Each line containing the word "Alaskans" must be collected.

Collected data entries
⁂

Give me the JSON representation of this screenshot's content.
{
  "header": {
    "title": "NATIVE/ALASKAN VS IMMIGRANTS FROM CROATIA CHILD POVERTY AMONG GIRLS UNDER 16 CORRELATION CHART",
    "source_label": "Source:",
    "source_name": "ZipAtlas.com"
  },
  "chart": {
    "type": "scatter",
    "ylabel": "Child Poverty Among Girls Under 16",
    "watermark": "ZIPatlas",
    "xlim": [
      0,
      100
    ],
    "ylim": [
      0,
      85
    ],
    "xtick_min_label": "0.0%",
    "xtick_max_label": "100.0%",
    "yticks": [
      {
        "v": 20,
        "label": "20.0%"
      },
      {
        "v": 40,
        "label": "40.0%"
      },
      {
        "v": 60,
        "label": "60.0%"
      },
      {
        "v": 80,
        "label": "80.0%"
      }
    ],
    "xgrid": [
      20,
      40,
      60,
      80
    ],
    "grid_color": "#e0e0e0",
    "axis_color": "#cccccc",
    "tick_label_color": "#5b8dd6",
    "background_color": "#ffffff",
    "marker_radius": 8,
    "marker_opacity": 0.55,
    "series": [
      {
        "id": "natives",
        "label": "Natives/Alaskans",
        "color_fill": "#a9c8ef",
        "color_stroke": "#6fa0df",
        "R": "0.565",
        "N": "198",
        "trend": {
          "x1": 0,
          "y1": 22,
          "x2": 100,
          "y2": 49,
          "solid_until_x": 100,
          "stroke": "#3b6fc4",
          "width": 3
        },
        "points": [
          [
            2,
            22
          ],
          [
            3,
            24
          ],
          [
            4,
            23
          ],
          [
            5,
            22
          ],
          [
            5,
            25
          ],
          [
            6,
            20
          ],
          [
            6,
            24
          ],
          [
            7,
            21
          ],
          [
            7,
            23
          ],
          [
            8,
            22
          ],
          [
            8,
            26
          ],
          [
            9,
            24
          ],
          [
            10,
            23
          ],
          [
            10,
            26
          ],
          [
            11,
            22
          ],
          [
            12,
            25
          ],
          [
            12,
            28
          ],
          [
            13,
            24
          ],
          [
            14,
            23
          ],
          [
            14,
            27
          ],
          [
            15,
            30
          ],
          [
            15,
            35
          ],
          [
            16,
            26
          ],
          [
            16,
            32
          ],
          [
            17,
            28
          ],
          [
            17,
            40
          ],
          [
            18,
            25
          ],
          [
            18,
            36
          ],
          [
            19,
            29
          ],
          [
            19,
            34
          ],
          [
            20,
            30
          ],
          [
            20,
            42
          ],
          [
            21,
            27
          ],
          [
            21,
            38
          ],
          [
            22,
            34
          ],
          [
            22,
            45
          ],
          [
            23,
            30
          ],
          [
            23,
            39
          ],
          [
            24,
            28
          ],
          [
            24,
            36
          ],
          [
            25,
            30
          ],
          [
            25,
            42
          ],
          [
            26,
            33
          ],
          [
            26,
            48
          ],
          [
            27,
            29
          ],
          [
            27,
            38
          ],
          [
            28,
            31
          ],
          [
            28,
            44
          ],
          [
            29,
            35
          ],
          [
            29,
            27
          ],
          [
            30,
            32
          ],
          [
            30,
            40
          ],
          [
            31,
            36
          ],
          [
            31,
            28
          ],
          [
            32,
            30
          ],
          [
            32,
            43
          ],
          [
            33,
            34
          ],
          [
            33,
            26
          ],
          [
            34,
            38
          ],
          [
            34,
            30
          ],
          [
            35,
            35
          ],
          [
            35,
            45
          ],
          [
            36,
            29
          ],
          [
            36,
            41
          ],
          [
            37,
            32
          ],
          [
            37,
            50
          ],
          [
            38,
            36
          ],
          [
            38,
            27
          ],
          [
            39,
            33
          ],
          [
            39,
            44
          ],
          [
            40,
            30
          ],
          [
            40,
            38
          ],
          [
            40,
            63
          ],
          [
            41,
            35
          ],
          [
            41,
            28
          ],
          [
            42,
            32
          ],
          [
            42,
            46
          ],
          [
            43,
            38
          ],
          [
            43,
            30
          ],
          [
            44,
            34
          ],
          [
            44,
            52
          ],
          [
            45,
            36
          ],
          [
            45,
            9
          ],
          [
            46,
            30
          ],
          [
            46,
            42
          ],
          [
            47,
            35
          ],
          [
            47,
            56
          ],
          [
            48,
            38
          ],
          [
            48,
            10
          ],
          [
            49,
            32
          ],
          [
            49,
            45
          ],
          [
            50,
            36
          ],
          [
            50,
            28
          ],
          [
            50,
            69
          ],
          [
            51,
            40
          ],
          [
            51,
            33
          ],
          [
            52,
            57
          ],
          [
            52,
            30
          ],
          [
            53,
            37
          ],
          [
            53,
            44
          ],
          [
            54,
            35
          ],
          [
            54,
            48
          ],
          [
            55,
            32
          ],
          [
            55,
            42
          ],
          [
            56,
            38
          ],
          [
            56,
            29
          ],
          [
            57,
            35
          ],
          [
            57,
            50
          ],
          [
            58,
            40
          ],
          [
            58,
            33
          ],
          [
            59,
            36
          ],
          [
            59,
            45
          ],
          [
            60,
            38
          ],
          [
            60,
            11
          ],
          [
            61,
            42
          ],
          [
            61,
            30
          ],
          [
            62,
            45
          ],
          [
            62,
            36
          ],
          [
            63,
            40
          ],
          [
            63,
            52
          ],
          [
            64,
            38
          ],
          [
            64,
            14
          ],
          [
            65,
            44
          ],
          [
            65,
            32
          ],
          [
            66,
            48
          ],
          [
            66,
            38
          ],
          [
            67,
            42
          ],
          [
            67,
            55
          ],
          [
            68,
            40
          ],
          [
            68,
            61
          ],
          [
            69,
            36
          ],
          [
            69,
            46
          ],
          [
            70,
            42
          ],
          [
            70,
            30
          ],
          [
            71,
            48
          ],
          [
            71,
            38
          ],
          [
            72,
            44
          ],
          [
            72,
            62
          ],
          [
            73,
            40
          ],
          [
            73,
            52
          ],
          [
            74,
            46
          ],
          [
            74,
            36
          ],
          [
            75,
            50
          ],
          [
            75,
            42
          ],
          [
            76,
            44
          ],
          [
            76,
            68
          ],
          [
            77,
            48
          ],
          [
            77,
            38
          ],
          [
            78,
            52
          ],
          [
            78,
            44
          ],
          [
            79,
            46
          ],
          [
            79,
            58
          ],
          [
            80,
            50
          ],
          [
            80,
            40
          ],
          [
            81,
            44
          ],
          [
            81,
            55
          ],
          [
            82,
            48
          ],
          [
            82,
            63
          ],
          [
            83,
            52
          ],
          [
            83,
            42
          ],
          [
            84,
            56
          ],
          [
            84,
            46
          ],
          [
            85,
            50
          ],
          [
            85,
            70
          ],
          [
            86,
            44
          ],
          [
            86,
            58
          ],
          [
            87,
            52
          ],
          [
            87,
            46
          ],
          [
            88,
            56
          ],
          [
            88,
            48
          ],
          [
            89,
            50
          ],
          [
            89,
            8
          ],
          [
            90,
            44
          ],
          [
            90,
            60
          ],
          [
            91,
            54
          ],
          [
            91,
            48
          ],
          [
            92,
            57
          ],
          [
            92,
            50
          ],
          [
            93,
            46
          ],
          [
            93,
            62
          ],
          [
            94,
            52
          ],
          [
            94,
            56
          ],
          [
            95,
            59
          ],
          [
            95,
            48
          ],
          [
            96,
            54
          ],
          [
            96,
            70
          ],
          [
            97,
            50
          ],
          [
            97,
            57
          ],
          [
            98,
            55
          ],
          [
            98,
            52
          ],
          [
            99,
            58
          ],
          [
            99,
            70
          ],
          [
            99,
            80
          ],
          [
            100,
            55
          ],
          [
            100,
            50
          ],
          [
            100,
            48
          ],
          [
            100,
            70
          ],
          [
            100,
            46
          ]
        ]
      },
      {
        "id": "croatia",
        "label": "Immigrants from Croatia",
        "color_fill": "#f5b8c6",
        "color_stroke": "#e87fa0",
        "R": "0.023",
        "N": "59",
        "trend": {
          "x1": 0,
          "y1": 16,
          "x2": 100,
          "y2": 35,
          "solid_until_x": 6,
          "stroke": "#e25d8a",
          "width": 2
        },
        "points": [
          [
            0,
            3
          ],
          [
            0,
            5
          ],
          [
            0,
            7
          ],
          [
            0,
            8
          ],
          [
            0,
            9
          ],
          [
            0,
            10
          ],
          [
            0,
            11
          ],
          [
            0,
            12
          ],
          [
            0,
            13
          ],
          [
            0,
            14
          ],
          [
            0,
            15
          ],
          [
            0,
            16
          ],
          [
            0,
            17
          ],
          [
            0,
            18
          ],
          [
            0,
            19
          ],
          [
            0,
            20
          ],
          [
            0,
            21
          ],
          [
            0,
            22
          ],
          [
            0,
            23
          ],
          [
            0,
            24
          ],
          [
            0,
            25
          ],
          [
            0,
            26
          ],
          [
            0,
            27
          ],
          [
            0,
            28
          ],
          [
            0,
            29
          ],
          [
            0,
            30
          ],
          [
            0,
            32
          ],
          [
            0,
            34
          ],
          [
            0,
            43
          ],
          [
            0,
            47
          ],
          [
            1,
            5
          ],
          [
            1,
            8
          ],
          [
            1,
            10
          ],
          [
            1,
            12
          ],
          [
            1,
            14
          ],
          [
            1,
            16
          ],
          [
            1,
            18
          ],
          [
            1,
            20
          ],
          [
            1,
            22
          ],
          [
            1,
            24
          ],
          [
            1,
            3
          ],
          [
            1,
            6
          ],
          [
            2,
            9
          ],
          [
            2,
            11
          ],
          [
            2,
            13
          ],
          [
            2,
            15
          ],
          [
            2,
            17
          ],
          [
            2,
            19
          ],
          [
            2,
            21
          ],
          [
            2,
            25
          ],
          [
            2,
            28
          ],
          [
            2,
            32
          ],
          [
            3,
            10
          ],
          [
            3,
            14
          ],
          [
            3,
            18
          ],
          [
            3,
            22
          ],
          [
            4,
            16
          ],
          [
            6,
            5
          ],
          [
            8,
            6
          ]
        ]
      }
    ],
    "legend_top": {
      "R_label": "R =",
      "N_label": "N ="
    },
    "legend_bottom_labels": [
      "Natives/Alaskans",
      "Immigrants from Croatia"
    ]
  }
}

⁂

§ **Written solution**
        "label": "Natives/Alaskans",
      "Natives/Alaskans",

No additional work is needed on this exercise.